======== Given data ========

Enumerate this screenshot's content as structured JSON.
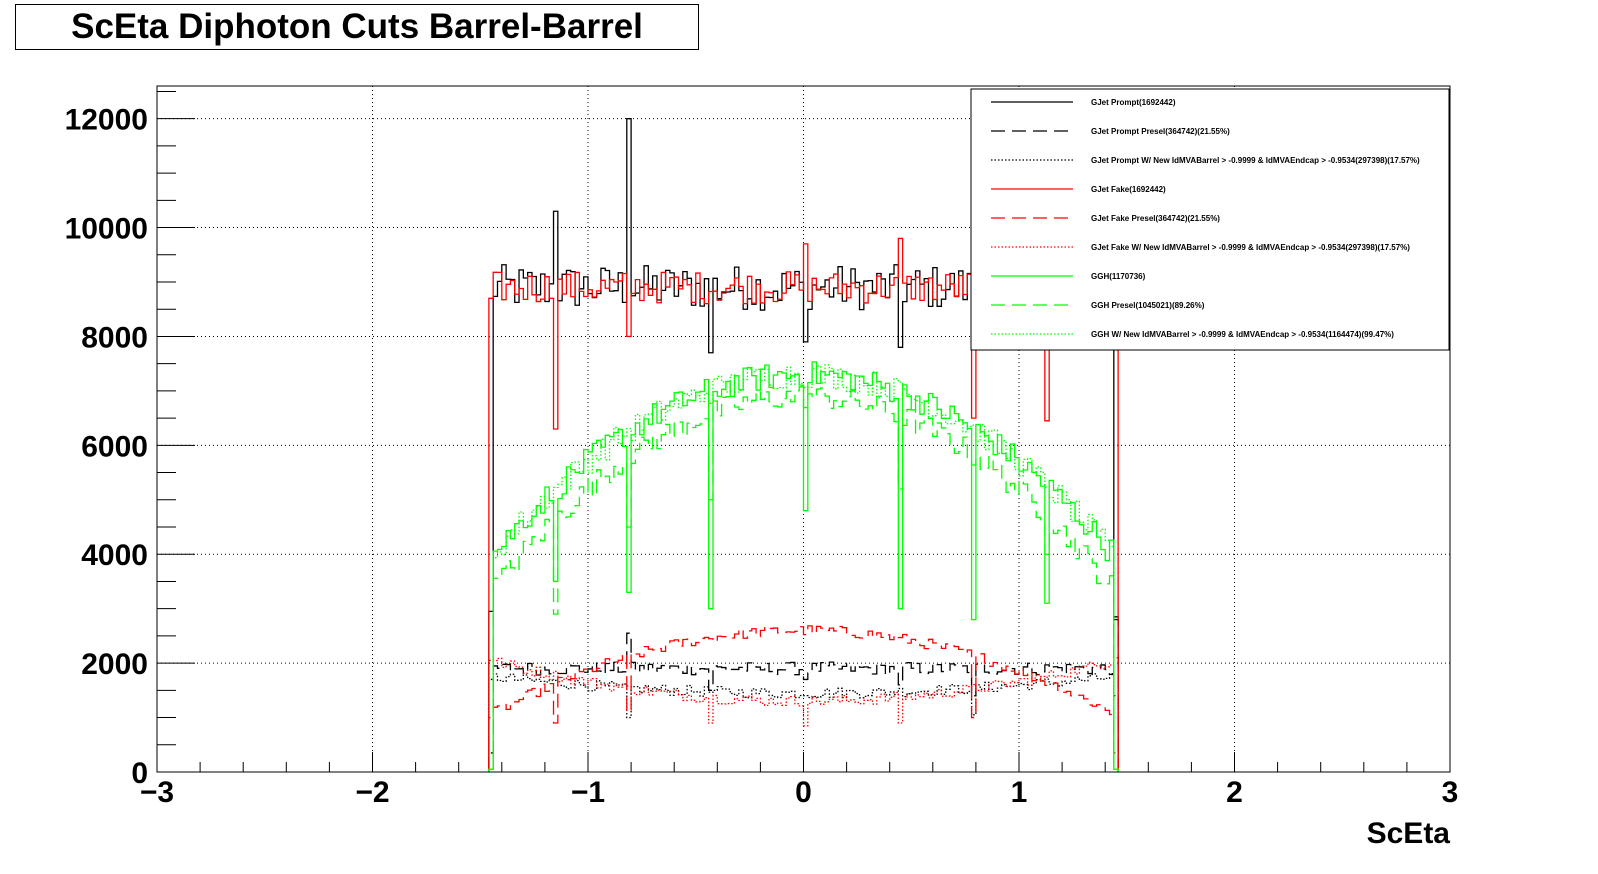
{
  "chart_data": {
    "type": "step-histogram",
    "title": "ScEta Diphoton Cuts Barrel-Barrel",
    "xlabel": "ScEta",
    "ylabel": "",
    "xlim": [
      -3,
      3
    ],
    "ylim": [
      0,
      12600
    ],
    "grid": true,
    "legend_position": "top-right",
    "x_ticks": [
      "−3",
      "−2",
      "−1",
      "0",
      "1",
      "2",
      "3"
    ],
    "y_ticks": [
      "0",
      "2000",
      "4000",
      "6000",
      "8000",
      "10000",
      "12000"
    ],
    "x_tick_values": [
      -3,
      -2,
      -1,
      0,
      1,
      2,
      3
    ],
    "y_tick_values": [
      0,
      2000,
      4000,
      6000,
      8000,
      10000,
      12000
    ],
    "bin_range": [
      -1.46,
      1.46
    ],
    "bin_count": 146,
    "colors": {
      "black": "#000000",
      "red": "#ff0000",
      "green": "#00ff00"
    },
    "series": [
      {
        "name": "GJet Prompt(1692442)",
        "color": "#000000",
        "style": "solid",
        "profile": {
          "type": "flat",
          "level": 8900,
          "amp": 420
        },
        "edges": [
          2950,
          2800
        ],
        "spikes": [
          [
            -1.15,
            10300
          ],
          [
            -0.8,
            12000
          ],
          [
            -0.44,
            7700
          ],
          [
            0,
            7900
          ],
          [
            0.44,
            7800
          ],
          [
            0.78,
            8300
          ]
        ]
      },
      {
        "name": "GJet Prompt Presel(364742)(21.55%)",
        "color": "#000000",
        "style": "dashed",
        "profile": {
          "type": "flat",
          "level": 1900,
          "amp": 120
        },
        "edges": [
          350,
          2850
        ],
        "spikes": [
          [
            -0.8,
            2550
          ],
          [
            -0.44,
            1500
          ],
          [
            0,
            1700
          ],
          [
            0.44,
            1600
          ],
          [
            0.78,
            1400
          ]
        ]
      },
      {
        "name": "GJet Prompt W/ New IdMVABarrel > -0.9999 & IdMVAEndcap > -0.9534(297398)(17.57%)",
        "color": "#000000",
        "style": "dotted",
        "profile": {
          "type": "bowl",
          "level": 1450,
          "edge": 1750,
          "amp": 100
        },
        "edges": [
          1700,
          1400
        ],
        "spikes": [
          [
            -0.8,
            1000
          ],
          [
            0.78,
            1050
          ]
        ]
      },
      {
        "name": "GJet Fake(1692442)",
        "color": "#ff0000",
        "style": "solid",
        "profile": {
          "type": "flat",
          "level": 8900,
          "amp": 300
        },
        "edges": [
          8700,
          8800
        ],
        "spikes": [
          [
            -1.15,
            6300
          ],
          [
            -0.8,
            8000
          ],
          [
            0,
            9700
          ],
          [
            0.44,
            9800
          ],
          [
            0.78,
            6500
          ],
          [
            1.12,
            6450
          ],
          [
            1.44,
            8600
          ]
        ]
      },
      {
        "name": "GJet Fake Presel(364742)(21.55%)",
        "color": "#ff0000",
        "style": "dashed",
        "profile": {
          "type": "arch",
          "peak": 2600,
          "edge": 1050,
          "amp": 100
        },
        "edges": [
          1000,
          350
        ],
        "spikes": [
          [
            -1.15,
            900
          ],
          [
            -0.8,
            1100
          ],
          [
            0.78,
            1000
          ]
        ]
      },
      {
        "name": "GJet Fake W/ New IdMVABarrel > -0.9999 & IdMVAEndcap > -0.9534(297398)(17.57%)",
        "color": "#ff0000",
        "style": "dotted",
        "profile": {
          "type": "bowl",
          "level": 1300,
          "edge": 2050,
          "amp": 100
        },
        "edges": [
          2050,
          2100
        ],
        "spikes": [
          [
            -0.44,
            900
          ],
          [
            0,
            850
          ],
          [
            0.44,
            900
          ]
        ]
      },
      {
        "name": "GGH(1170736)",
        "color": "#00ff00",
        "style": "solid",
        "profile": {
          "type": "arch",
          "peak": 7300,
          "edge": 3950,
          "amp": 250
        },
        "edges": [
          50,
          50
        ],
        "spikes": [
          [
            -1.15,
            3500
          ],
          [
            -0.8,
            3300
          ],
          [
            -0.44,
            3000
          ],
          [
            0,
            4800
          ],
          [
            0.44,
            3000
          ],
          [
            0.78,
            2800
          ],
          [
            1.12,
            3100
          ]
        ]
      },
      {
        "name": "GGH Presel(1045021)(89.26%)",
        "color": "#00ff00",
        "style": "dashed",
        "profile": {
          "type": "arch",
          "peak": 6900,
          "edge": 3300,
          "amp": 230
        },
        "edges": [
          50,
          50
        ],
        "spikes": [
          [
            -1.15,
            2900
          ],
          [
            -0.8,
            4500
          ],
          [
            -0.44,
            5000
          ],
          [
            0.44,
            5200
          ],
          [
            1.12,
            4000
          ]
        ]
      },
      {
        "name": "GGH W/ New IdMVABarrel > -0.9999 & IdMVAEndcap > -0.9534(1164474)(99.47%)",
        "color": "#00ff00",
        "style": "dotted",
        "profile": {
          "type": "arch",
          "peak": 7300,
          "edge": 3950,
          "amp": 250
        },
        "edges": [
          50,
          50
        ],
        "spikes": []
      }
    ]
  }
}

========

▸ **Instructions to follow**:
Restate the records word for word, omitting images.

▸ **Right answer**:
Enumerate this screenshot's content as structured JSON.
{
  "chart_data": {
    "type": "step-histogram",
    "title": "ScEta Diphoton Cuts Barrel-Barrel",
    "xlabel": "ScEta",
    "ylabel": "",
    "xlim": [
      -3,
      3
    ],
    "ylim": [
      0,
      12600
    ],
    "grid": true,
    "legend_position": "top-right",
    "x_ticks": [
      "−3",
      "−2",
      "−1",
      "0",
      "1",
      "2",
      "3"
    ],
    "y_ticks": [
      "0",
      "2000",
      "4000",
      "6000",
      "8000",
      "10000",
      "12000"
    ],
    "x_tick_values": [
      -3,
      -2,
      -1,
      0,
      1,
      2,
      3
    ],
    "y_tick_values": [
      0,
      2000,
      4000,
      6000,
      8000,
      10000,
      12000
    ],
    "bin_range": [
      -1.46,
      1.46
    ],
    "bin_count": 146,
    "colors": {
      "black": "#000000",
      "red": "#ff0000",
      "green": "#00ff00"
    },
    "series": [
      {
        "name": "GJet Prompt(1692442)",
        "color": "#000000",
        "style": "solid",
        "profile": {
          "type": "flat",
          "level": 8900,
          "amp": 420
        },
        "edges": [
          2950,
          2800
        ],
        "spikes": [
          [
            -1.15,
            10300
          ],
          [
            -0.8,
            12000
          ],
          [
            -0.44,
            7700
          ],
          [
            0,
            7900
          ],
          [
            0.44,
            7800
          ],
          [
            0.78,
            8300
          ]
        ]
      },
      {
        "name": "GJet Prompt Presel(364742)(21.55%)",
        "color": "#000000",
        "style": "dashed",
        "profile": {
          "type": "flat",
          "level": 1900,
          "amp": 120
        },
        "edges": [
          350,
          2850
        ],
        "spikes": [
          [
            -0.8,
            2550
          ],
          [
            -0.44,
            1500
          ],
          [
            0,
            1700
          ],
          [
            0.44,
            1600
          ],
          [
            0.78,
            1400
          ]
        ]
      },
      {
        "name": "GJet Prompt W/ New IdMVABarrel > -0.9999 & IdMVAEndcap > -0.9534(297398)(17.57%)",
        "color": "#000000",
        "style": "dotted",
        "profile": {
          "type": "bowl",
          "level": 1450,
          "edge": 1750,
          "amp": 100
        },
        "edges": [
          1700,
          1400
        ],
        "spikes": [
          [
            -0.8,
            1000
          ],
          [
            0.78,
            1050
          ]
        ]
      },
      {
        "name": "GJet Fake(1692442)",
        "color": "#ff0000",
        "style": "solid",
        "profile": {
          "type": "flat",
          "level": 8900,
          "amp": 300
        },
        "edges": [
          8700,
          8800
        ],
        "spikes": [
          [
            -1.15,
            6300
          ],
          [
            -0.8,
            8000
          ],
          [
            0,
            9700
          ],
          [
            0.44,
            9800
          ],
          [
            0.78,
            6500
          ],
          [
            1.12,
            6450
          ],
          [
            1.44,
            8600
          ]
        ]
      },
      {
        "name": "GJet Fake Presel(364742)(21.55%)",
        "color": "#ff0000",
        "style": "dashed",
        "profile": {
          "type": "arch",
          "peak": 2600,
          "edge": 1050,
          "amp": 100
        },
        "edges": [
          1000,
          350
        ],
        "spikes": [
          [
            -1.15,
            900
          ],
          [
            -0.8,
            1100
          ],
          [
            0.78,
            1000
          ]
        ]
      },
      {
        "name": "GJet Fake W/ New IdMVABarrel > -0.9999 & IdMVAEndcap > -0.9534(297398)(17.57%)",
        "color": "#ff0000",
        "style": "dotted",
        "profile": {
          "type": "bowl",
          "level": 1300,
          "edge": 2050,
          "amp": 100
        },
        "edges": [
          2050,
          2100
        ],
        "spikes": [
          [
            -0.44,
            900
          ],
          [
            0,
            850
          ],
          [
            0.44,
            900
          ]
        ]
      },
      {
        "name": "GGH(1170736)",
        "color": "#00ff00",
        "style": "solid",
        "profile": {
          "type": "arch",
          "peak": 7300,
          "edge": 3950,
          "amp": 250
        },
        "edges": [
          50,
          50
        ],
        "spikes": [
          [
            -1.15,
            3500
          ],
          [
            -0.8,
            3300
          ],
          [
            -0.44,
            3000
          ],
          [
            0,
            4800
          ],
          [
            0.44,
            3000
          ],
          [
            0.78,
            2800
          ],
          [
            1.12,
            3100
          ]
        ]
      },
      {
        "name": "GGH Presel(1045021)(89.26%)",
        "color": "#00ff00",
        "style": "dashed",
        "profile": {
          "type": "arch",
          "peak": 6900,
          "edge": 3300,
          "amp": 230
        },
        "edges": [
          50,
          50
        ],
        "spikes": [
          [
            -1.15,
            2900
          ],
          [
            -0.8,
            4500
          ],
          [
            -0.44,
            5000
          ],
          [
            0.44,
            5200
          ],
          [
            1.12,
            4000
          ]
        ]
      },
      {
        "name": "GGH W/ New IdMVABarrel > -0.9999 & IdMVAEndcap > -0.9534(1164474)(99.47%)",
        "color": "#00ff00",
        "style": "dotted",
        "profile": {
          "type": "arch",
          "peak": 7300,
          "edge": 3950,
          "amp": 250
        },
        "edges": [
          50,
          50
        ],
        "spikes": []
      }
    ]
  }
}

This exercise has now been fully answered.